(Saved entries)
————————
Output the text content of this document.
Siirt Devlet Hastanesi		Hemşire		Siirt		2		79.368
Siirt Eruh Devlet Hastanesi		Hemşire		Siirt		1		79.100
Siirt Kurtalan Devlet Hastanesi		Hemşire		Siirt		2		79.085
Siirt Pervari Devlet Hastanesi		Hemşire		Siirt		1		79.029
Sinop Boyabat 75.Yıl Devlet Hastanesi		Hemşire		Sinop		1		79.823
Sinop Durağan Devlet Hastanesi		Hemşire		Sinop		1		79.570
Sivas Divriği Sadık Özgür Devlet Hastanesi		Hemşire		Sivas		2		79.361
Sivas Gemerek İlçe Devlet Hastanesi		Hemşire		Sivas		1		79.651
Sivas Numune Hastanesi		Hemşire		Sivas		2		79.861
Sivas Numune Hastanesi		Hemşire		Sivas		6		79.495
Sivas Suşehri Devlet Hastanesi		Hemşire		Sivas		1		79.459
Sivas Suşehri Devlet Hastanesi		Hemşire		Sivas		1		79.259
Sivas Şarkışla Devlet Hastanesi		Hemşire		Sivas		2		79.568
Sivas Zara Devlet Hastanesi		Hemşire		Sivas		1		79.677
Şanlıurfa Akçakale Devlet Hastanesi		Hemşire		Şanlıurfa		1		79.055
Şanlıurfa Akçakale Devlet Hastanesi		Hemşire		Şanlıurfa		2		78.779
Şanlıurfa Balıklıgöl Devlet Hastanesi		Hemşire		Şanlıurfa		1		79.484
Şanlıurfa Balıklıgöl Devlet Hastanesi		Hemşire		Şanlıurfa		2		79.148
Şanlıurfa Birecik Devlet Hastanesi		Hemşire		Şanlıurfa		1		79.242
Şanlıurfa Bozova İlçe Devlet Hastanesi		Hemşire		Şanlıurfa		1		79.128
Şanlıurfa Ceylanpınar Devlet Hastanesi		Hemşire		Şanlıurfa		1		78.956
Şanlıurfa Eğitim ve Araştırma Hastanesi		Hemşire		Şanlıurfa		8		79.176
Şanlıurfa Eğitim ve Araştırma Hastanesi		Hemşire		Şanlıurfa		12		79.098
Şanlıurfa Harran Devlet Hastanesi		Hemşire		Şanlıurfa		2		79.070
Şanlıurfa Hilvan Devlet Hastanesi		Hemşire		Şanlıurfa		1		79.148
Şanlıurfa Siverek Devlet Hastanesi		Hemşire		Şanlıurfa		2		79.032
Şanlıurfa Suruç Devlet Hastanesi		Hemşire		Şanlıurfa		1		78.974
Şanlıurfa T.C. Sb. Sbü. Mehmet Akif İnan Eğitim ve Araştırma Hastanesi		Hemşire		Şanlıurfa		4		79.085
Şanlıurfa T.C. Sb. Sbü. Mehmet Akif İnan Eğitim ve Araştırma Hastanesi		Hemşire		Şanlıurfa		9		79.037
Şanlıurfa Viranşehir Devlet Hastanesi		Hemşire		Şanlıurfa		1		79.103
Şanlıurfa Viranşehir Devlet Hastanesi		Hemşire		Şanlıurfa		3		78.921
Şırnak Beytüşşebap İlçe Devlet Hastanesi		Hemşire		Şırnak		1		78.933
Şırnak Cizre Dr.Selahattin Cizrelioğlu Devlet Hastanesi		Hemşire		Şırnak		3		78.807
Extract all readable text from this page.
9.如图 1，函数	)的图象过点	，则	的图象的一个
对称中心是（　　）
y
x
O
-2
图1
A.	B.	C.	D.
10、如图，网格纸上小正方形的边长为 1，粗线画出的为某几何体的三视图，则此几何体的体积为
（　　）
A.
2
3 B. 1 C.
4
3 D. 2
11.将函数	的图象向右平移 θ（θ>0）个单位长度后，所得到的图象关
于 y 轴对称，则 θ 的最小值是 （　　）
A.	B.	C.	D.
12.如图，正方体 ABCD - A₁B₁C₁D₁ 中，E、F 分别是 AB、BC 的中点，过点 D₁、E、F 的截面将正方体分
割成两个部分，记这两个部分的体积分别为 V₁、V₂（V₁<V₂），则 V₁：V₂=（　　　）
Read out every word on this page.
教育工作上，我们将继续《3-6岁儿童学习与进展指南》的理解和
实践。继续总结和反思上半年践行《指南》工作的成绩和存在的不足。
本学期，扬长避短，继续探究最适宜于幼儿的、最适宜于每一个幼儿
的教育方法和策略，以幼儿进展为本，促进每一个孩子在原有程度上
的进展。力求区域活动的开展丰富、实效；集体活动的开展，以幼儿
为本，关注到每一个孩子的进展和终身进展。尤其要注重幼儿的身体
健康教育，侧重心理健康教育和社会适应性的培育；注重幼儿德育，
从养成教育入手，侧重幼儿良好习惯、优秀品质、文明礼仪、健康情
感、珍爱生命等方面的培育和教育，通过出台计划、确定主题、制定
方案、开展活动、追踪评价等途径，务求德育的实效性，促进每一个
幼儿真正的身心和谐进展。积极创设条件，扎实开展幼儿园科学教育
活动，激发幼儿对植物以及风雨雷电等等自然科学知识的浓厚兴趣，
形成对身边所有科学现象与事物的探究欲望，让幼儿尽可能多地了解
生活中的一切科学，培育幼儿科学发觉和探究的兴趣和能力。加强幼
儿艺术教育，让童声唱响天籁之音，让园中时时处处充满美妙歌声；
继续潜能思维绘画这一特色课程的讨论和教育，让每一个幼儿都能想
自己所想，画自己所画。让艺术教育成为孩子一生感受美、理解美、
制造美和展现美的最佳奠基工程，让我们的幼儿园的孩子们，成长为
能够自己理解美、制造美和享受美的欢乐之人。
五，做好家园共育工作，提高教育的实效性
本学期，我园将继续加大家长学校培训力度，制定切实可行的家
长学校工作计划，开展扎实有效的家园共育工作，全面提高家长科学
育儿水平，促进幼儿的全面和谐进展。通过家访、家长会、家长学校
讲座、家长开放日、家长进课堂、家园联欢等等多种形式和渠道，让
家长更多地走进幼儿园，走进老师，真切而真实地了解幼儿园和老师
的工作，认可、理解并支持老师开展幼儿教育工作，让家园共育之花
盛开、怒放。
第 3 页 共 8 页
————————
[Problem statement]: Quote every record above exactly.

[Answer to the exercise]:
Output the text content of this document.
Siirt Devlet Hastanesi		Hemşire		Siirt		2		79.368
Siirt Eruh Devlet Hastanesi		Hemşire		Siirt		1		79.100
Siirt Kurtalan Devlet Hastanesi		Hemşire		Siirt		2		79.085
Siirt Pervari Devlet Hastanesi		Hemşire		Siirt		1		79.029
Sinop Boyabat 75.Yıl Devlet Hastanesi		Hemşire		Sinop		1		79.823
Sinop Durağan Devlet Hastanesi		Hemşire		Sinop		1		79.570
Sivas Divriği Sadık Özgür Devlet Hastanesi		Hemşire		Sivas		2		79.361
Sivas Gemerek İlçe Devlet Hastanesi		Hemşire		Sivas		1		79.651
Sivas Numune Hastanesi		Hemşire		Sivas		2		79.861
Sivas Numune Hastanesi		Hemşire		Sivas		6		79.495
Sivas Suşehri Devlet Hastanesi		Hemşire		Sivas		1		79.459
Sivas Suşehri Devlet Hastanesi		Hemşire		Sivas		1		79.259
Sivas Şarkışla Devlet Hastanesi		Hemşire		Sivas		2		79.568
Sivas Zara Devlet Hastanesi		Hemşire		Sivas		1		79.677
Şanlıurfa Akçakale Devlet Hastanesi		Hemşire		Şanlıurfa		1		79.055
Şanlıurfa Akçakale Devlet Hastanesi		Hemşire		Şanlıurfa		2		78.779
Şanlıurfa Balıklıgöl Devlet Hastanesi		Hemşire		Şanlıurfa		1		79.484
Şanlıurfa Balıklıgöl Devlet Hastanesi		Hemşire		Şanlıurfa		2		79.148
Şanlıurfa Birecik Devlet Hastanesi		Hemşire		Şanlıurfa		1		79.242
Şanlıurfa Bozova İlçe Devlet Hastanesi		Hemşire		Şanlıurfa		1		79.128
Şanlıurfa Ceylanpınar Devlet Hastanesi		Hemşire		Şanlıurfa		1		78.956
Şanlıurfa Eğitim ve Araştırma Hastanesi		Hemşire		Şanlıurfa		8		79.176
Şanlıurfa Eğitim ve Araştırma Hastanesi		Hemşire		Şanlıurfa		12		79.098
Şanlıurfa Harran Devlet Hastanesi		Hemşire		Şanlıurfa		2		79.070
Şanlıurfa Hilvan Devlet Hastanesi		Hemşire		Şanlıurfa		1		79.148
Şanlıurfa Siverek Devlet Hastanesi		Hemşire		Şanlıurfa		2		79.032
Şanlıurfa Suruç Devlet Hastanesi		Hemşire		Şanlıurfa		1		78.974
Şanlıurfa T.C. Sb. Sbü. Mehmet Akif İnan Eğitim ve Araştırma Hastanesi		Hemşire		Şanlıurfa		4		79.085
Şanlıurfa T.C. Sb. Sbü. Mehmet Akif İnan Eğitim ve Araştırma Hastanesi		Hemşire		Şanlıurfa		9		79.037
Şanlıurfa Viranşehir Devlet Hastanesi		Hemşire		Şanlıurfa		1		79.103
Şanlıurfa Viranşehir Devlet Hastanesi		Hemşire		Şanlıurfa		3		78.921
Şırnak Beytüşşebap İlçe Devlet Hastanesi		Hemşire		Şırnak		1		78.933
Şırnak Cizre Dr.Selahattin Cizrelioğlu Devlet Hastanesi		Hemşire		Şırnak		3		78.807
Extract all readable text from this page.
9.如图 1，函数	)的图象过点	，则	的图象的一个
对称中心是（　　）
y
x
O
-2
图1
A.	B.	C.	D.
10、如图，网格纸上小正方形的边长为 1，粗线画出的为某几何体的三视图，则此几何体的体积为
（　　）
A.
2
3 B. 1 C.
4
3 D. 2
11.将函数	的图象向右平移 θ（θ>0）个单位长度后，所得到的图象关
于 y 轴对称，则 θ 的最小值是 （　　）
A.	B.	C.	D.
12.如图，正方体 ABCD - A₁B₁C₁D₁ 中，E、F 分别是 AB、BC 的中点，过点 D₁、E、F 的截面将正方体分
割成两个部分，记这两个部分的体积分别为 V₁、V₂（V₁<V₂），则 V₁：V₂=（　　　）
Read out every word on this page.
教育工作上，我们将继续《3-6岁儿童学习与进展指南》的理解和
实践。继续总结和反思上半年践行《指南》工作的成绩和存在的不足。
本学期，扬长避短，继续探究最适宜于幼儿的、最适宜于每一个幼儿
的教育方法和策略，以幼儿进展为本，促进每一个孩子在原有程度上
的进展。力求区域活动的开展丰富、实效；集体活动的开展，以幼儿
为本，关注到每一个孩子的进展和终身进展。尤其要注重幼儿的身体
健康教育，侧重心理健康教育和社会适应性的培育；注重幼儿德育，
从养成教育入手，侧重幼儿良好习惯、优秀品质、文明礼仪、健康情
感、珍爱生命等方面的培育和教育，通过出台计划、确定主题、制定
方案、开展活动、追踪评价等途径，务求德育的实效性，促进每一个
幼儿真正的身心和谐进展。积极创设条件，扎实开展幼儿园科学教育
活动，激发幼儿对植物以及风雨雷电等等自然科学知识的浓厚兴趣，
形成对身边所有科学现象与事物的探究欲望，让幼儿尽可能多地了解
生活中的一切科学，培育幼儿科学发觉和探究的兴趣和能力。加强幼
儿艺术教育，让童声唱响天籁之音，让园中时时处处充满美妙歌声；
继续潜能思维绘画这一特色课程的讨论和教育，让每一个幼儿都能想
自己所想，画自己所画。让艺术教育成为孩子一生感受美、理解美、
制造美和展现美的最佳奠基工程，让我们的幼儿园的孩子们，成长为
能够自己理解美、制造美和享受美的欢乐之人。
五，做好家园共育工作，提高教育的实效性
本学期，我园将继续加大家长学校培训力度，制定切实可行的家
长学校工作计划，开展扎实有效的家园共育工作，全面提高家长科学
育儿水平，促进幼儿的全面和谐进展。通过家访、家长会、家长学校
讲座、家长开放日、家长进课堂、家园联欢等等多种形式和渠道，让
家长更多地走进幼儿园，走进老师，真切而真实地了解幼儿园和老师
的工作，认可、理解并支持老师开展幼儿教育工作，让家园共育之花
盛开、怒放。
第 3 页 共 8 页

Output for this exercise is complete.